Data entries

______________________________

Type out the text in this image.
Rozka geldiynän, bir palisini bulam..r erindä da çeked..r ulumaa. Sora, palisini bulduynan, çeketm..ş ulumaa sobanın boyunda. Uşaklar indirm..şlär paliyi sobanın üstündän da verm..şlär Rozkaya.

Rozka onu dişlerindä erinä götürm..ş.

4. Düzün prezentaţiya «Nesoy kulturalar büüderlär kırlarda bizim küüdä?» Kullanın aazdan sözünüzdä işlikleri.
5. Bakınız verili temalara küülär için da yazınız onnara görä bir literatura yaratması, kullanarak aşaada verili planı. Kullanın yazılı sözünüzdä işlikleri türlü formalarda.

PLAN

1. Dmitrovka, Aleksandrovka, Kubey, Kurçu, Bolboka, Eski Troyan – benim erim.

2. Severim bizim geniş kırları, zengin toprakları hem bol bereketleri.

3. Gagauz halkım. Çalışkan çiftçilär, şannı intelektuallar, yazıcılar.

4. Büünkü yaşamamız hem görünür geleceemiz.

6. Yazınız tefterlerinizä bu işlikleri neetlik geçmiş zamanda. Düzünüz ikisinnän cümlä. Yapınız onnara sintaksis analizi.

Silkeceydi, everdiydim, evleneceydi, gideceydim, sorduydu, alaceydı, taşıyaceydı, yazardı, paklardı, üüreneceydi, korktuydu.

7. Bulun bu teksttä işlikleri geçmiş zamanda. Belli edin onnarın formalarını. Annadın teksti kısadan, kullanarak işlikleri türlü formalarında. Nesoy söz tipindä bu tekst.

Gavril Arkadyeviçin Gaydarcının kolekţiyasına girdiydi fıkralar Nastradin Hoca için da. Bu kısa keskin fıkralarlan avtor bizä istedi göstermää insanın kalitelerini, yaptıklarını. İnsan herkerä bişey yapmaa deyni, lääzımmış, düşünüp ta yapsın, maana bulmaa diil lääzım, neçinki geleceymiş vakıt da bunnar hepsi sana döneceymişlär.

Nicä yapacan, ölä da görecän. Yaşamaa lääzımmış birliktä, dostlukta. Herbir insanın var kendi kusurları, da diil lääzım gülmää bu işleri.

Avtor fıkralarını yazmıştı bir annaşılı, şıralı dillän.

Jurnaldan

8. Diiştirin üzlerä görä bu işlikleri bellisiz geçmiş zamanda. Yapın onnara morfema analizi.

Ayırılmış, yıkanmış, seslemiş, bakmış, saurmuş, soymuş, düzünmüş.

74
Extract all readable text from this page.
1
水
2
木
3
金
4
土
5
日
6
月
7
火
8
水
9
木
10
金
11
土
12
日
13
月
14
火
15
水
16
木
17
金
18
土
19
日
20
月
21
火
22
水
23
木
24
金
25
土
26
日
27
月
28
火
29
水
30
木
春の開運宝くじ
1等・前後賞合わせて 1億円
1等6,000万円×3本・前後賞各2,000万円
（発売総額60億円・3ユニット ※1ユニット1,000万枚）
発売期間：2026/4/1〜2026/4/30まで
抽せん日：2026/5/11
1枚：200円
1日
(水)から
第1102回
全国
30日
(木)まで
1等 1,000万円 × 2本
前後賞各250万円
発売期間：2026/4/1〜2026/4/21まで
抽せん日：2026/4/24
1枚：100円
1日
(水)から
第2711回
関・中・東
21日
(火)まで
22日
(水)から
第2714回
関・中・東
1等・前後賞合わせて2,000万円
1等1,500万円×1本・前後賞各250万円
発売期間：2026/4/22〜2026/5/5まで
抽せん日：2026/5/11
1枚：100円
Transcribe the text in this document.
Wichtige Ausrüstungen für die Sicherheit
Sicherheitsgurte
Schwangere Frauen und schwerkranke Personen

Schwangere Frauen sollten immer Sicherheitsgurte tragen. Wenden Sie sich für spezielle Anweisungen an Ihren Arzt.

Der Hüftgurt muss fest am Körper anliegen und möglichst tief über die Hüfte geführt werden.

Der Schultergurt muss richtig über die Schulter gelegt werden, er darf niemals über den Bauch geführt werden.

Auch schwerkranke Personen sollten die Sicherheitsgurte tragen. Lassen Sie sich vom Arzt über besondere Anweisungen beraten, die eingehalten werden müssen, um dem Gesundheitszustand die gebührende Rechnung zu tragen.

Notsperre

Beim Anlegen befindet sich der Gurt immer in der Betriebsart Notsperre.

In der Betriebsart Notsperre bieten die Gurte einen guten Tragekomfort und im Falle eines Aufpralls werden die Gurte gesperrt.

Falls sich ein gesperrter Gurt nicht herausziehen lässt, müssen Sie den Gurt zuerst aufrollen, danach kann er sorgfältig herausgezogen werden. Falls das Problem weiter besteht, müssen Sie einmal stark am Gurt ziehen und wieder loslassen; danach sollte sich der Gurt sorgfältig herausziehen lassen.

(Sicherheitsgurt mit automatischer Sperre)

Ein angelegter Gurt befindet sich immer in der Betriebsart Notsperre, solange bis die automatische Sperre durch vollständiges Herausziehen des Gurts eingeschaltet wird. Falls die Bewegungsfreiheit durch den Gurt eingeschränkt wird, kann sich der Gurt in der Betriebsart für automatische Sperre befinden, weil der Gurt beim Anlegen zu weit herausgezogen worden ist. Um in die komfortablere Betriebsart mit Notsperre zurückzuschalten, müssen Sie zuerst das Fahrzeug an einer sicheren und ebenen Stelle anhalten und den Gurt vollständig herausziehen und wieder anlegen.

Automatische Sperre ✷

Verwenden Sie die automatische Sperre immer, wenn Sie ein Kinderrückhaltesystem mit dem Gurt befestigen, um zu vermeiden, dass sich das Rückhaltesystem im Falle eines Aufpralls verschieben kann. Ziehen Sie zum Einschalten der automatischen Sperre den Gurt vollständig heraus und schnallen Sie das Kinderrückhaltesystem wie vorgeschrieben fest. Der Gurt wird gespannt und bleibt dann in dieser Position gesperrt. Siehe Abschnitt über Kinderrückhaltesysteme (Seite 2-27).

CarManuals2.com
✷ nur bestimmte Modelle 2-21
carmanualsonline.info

______________________________

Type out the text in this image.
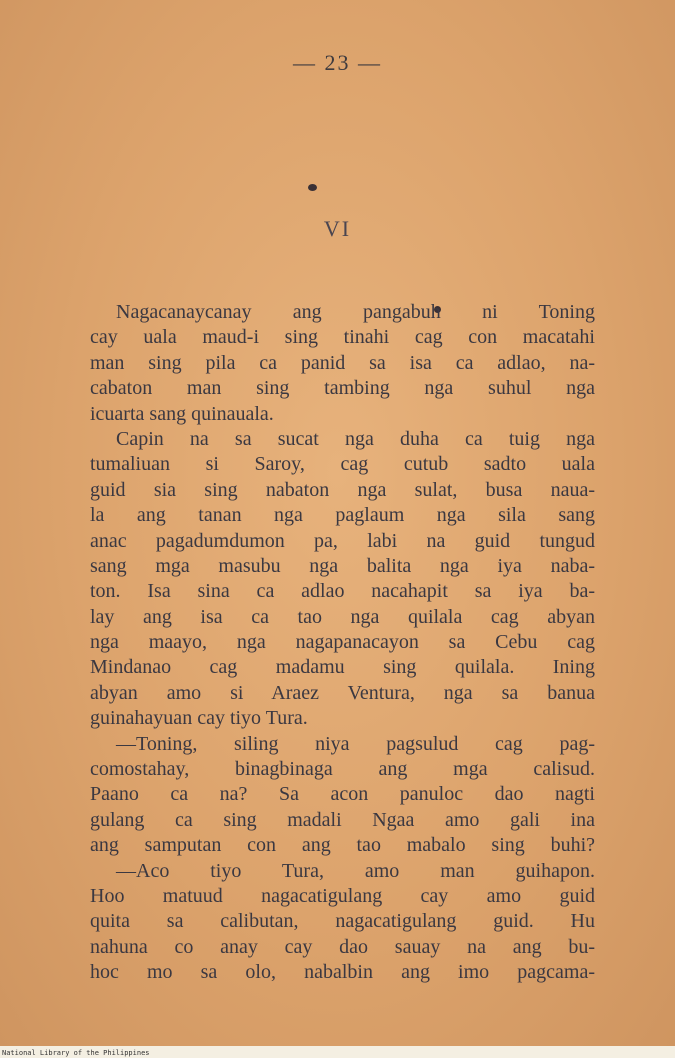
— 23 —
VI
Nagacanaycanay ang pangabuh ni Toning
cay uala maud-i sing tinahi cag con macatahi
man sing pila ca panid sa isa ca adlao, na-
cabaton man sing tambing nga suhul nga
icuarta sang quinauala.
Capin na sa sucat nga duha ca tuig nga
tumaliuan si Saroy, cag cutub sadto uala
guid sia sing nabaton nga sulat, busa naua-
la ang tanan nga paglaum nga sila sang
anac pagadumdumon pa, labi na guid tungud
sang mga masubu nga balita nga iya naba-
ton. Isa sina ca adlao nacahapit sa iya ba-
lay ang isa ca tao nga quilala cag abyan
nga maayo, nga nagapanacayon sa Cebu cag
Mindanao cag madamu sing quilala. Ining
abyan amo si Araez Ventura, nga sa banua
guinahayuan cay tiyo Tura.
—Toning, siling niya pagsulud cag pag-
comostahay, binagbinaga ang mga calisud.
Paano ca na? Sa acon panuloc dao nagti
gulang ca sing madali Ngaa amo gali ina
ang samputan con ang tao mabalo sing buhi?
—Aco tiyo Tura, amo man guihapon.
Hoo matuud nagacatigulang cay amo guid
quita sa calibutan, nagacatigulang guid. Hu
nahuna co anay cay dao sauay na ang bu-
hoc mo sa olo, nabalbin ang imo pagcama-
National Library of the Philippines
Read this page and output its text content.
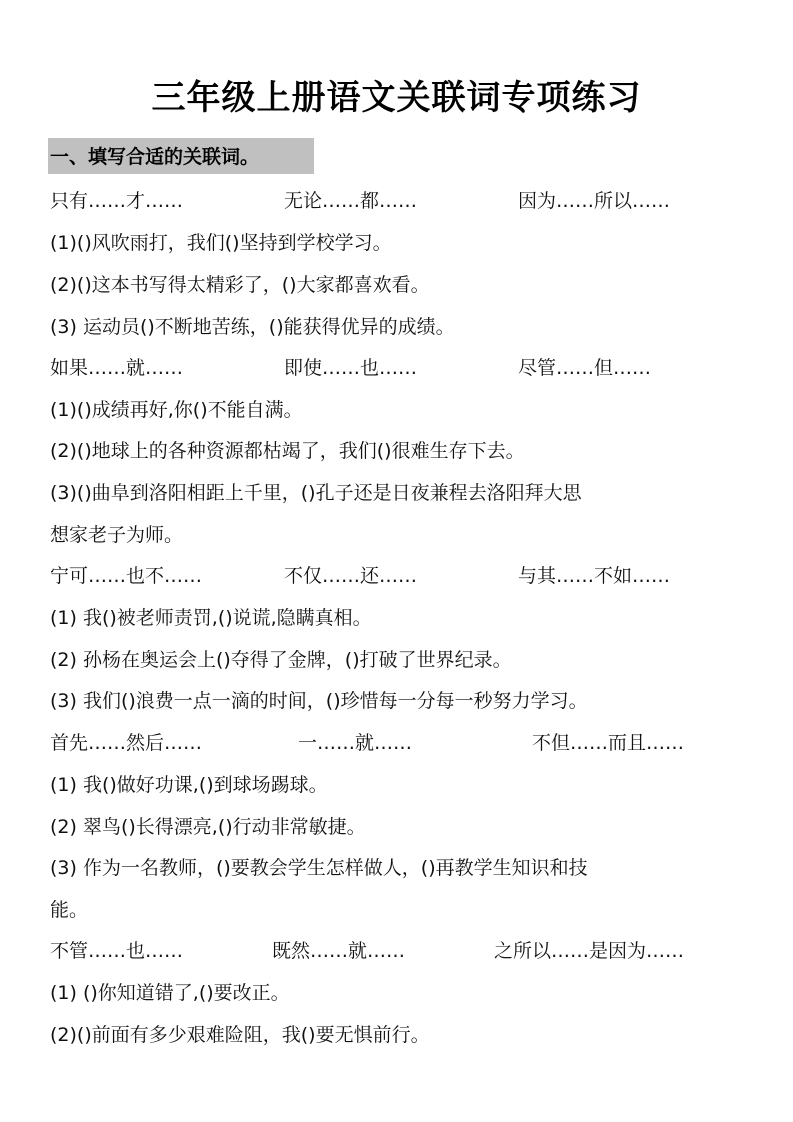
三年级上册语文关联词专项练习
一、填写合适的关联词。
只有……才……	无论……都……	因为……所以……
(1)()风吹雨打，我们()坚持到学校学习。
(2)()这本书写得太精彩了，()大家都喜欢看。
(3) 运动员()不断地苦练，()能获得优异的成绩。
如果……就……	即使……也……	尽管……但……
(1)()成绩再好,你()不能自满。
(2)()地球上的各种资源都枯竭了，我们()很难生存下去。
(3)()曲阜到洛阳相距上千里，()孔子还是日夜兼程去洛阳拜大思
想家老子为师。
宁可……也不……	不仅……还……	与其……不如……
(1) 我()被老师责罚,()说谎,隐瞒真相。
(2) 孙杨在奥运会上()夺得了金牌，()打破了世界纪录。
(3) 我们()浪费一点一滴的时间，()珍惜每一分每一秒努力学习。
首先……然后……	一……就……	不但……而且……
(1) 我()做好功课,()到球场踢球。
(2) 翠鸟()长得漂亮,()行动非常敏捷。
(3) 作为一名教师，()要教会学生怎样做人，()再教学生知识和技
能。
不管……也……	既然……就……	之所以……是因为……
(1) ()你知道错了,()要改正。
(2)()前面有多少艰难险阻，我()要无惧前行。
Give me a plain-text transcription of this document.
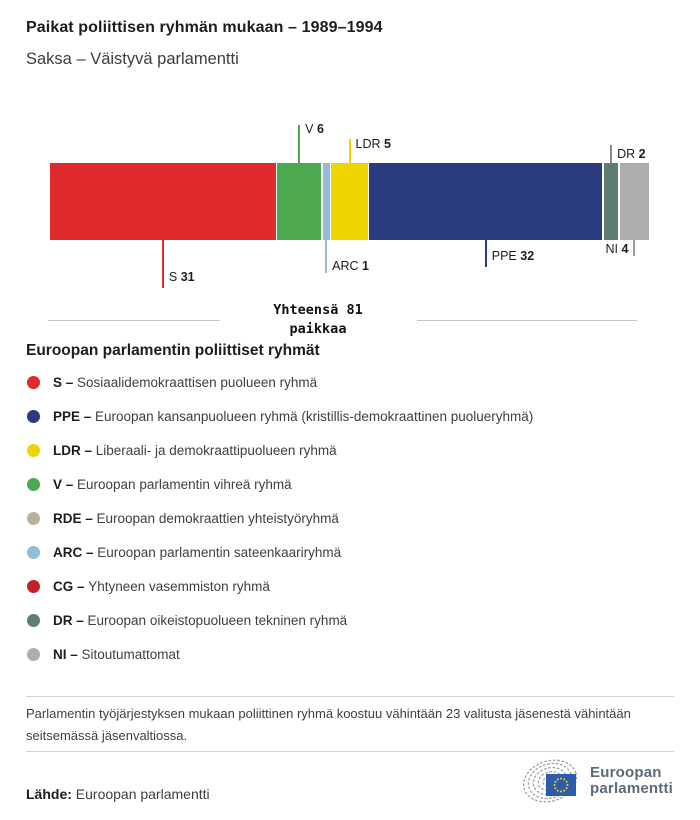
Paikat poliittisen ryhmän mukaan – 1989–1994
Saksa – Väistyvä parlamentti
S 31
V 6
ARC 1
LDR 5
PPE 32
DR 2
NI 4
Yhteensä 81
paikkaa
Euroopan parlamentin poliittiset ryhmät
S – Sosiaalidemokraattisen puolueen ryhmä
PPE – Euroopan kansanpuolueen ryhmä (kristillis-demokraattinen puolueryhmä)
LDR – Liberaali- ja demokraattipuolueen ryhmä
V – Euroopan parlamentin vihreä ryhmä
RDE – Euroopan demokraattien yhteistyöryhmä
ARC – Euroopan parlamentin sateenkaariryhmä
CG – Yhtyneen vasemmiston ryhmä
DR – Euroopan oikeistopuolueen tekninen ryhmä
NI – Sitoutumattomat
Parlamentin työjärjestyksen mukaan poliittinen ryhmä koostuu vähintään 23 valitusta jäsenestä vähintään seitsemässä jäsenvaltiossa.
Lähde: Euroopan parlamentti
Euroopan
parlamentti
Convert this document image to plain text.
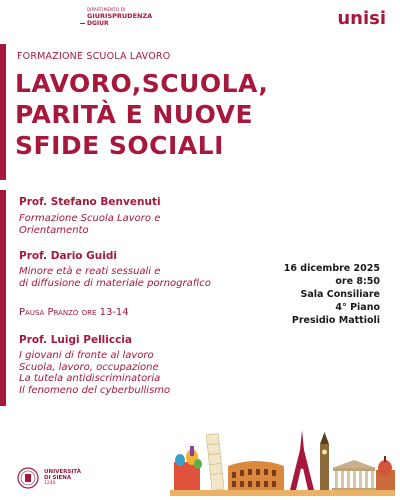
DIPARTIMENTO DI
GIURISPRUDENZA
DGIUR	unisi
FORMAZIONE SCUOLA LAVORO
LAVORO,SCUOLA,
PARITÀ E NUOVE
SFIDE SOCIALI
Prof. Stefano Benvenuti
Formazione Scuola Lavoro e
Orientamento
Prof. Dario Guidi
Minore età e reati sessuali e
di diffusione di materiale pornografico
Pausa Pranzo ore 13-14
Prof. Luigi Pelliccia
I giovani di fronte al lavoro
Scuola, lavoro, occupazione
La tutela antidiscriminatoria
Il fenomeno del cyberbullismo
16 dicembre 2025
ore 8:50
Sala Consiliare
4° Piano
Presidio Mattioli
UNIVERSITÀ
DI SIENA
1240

______________________________

Check each line above for "発売期間" and return the ones that have it.

発売期間：2026/4/1〜2026/4/30まで
発売期間：2026/4/1〜2026/4/21まで
発売期間：2026/4/22〜2026/5/5まで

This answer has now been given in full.